*Records for the exercise*
((
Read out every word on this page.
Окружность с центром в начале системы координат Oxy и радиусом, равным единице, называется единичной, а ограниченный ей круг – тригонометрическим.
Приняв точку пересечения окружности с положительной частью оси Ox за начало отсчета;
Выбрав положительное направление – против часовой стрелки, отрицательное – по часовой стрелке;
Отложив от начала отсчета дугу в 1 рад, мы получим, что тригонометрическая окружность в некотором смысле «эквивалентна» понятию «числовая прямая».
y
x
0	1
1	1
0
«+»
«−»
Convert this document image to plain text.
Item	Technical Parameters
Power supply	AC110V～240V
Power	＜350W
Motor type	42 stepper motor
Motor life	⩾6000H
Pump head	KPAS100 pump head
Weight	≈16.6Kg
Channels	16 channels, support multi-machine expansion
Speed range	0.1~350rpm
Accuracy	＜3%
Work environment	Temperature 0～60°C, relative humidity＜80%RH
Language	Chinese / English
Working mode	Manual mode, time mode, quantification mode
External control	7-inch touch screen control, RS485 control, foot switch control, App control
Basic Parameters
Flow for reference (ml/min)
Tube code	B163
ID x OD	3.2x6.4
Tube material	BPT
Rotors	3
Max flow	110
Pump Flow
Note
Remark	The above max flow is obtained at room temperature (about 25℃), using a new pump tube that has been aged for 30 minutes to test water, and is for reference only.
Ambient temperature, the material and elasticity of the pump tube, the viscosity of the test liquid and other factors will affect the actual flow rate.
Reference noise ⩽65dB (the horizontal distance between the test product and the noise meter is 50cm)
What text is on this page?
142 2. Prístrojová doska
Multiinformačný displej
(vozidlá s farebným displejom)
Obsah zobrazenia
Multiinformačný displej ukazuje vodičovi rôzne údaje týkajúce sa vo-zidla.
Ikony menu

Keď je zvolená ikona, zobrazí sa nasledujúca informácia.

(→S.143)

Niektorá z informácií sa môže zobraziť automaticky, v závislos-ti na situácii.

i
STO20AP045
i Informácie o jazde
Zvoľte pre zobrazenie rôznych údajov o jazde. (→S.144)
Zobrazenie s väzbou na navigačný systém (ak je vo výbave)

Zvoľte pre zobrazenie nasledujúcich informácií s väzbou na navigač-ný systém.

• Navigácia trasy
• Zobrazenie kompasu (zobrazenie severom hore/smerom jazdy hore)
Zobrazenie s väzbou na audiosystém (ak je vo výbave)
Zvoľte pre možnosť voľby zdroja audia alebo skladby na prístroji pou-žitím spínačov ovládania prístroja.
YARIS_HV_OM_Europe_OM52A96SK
))
*What you need to do*
Give the count of lines containing "Power", with no added text.

*Solved problem*
2